Stored data -
--*--
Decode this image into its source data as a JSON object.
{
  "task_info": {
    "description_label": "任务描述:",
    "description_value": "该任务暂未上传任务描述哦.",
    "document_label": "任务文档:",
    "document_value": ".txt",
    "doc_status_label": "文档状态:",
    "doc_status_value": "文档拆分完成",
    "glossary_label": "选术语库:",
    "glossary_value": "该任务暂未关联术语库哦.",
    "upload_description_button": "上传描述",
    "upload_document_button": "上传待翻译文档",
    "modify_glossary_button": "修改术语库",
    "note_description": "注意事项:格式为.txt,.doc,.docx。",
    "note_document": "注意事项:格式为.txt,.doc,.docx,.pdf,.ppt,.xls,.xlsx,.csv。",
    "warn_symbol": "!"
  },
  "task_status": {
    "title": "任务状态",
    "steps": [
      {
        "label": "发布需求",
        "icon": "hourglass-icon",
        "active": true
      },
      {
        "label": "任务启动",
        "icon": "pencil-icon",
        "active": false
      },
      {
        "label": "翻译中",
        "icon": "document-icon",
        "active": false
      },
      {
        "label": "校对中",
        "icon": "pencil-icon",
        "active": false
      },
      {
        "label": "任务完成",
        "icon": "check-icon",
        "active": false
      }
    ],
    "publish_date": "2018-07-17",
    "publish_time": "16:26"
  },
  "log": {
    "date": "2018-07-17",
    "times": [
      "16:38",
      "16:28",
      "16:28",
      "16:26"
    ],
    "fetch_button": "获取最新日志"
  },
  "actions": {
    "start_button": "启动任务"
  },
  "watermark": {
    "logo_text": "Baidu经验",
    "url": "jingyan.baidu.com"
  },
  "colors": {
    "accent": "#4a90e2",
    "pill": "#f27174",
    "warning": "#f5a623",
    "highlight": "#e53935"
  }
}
--*--
Task brief - Copy every line of the material, please, keeping it exactly the same.

Solution -
Decode this image into its source data as a JSON object.
{
  "task_info": {
    "description_label": "任务描述:",
    "description_value": "该任务暂未上传任务描述哦.",
    "document_label": "任务文档:",
    "document_value": ".txt",
    "doc_status_label": "文档状态:",
    "doc_status_value": "文档拆分完成",
    "glossary_label": "选术语库:",
    "glossary_value": "该任务暂未关联术语库哦.",
    "upload_description_button": "上传描述",
    "upload_document_button": "上传待翻译文档",
    "modify_glossary_button": "修改术语库",
    "note_description": "注意事项:格式为.txt,.doc,.docx。",
    "note_document": "注意事项:格式为.txt,.doc,.docx,.pdf,.ppt,.xls,.xlsx,.csv。",
    "warn_symbol": "!"
  },
  "task_status": {
    "title": "任务状态",
    "steps": [
      {
        "label": "发布需求",
        "icon": "hourglass-icon",
        "active": true
      },
      {
        "label": "任务启动",
        "icon": "pencil-icon",
        "active": false
      },
      {
        "label": "翻译中",
        "icon": "document-icon",
        "active": false
      },
      {
        "label": "校对中",
        "icon": "pencil-icon",
        "active": false
      },
      {
        "label": "任务完成",
        "icon": "check-icon",
        "active": false
      }
    ],
    "publish_date": "2018-07-17",
    "publish_time": "16:26"
  },
  "log": {
    "date": "2018-07-17",
    "times": [
      "16:38",
      "16:28",
      "16:28",
      "16:26"
    ],
    "fetch_button": "获取最新日志"
  },
  "actions": {
    "start_button": "启动任务"
  },
  "watermark": {
    "logo_text": "Baidu经验",
    "url": "jingyan.baidu.com"
  },
  "colors": {
    "accent": "#4a90e2",
    "pill": "#f27174",
    "warning": "#f5a623",
    "highlight": "#e53935"
  }
}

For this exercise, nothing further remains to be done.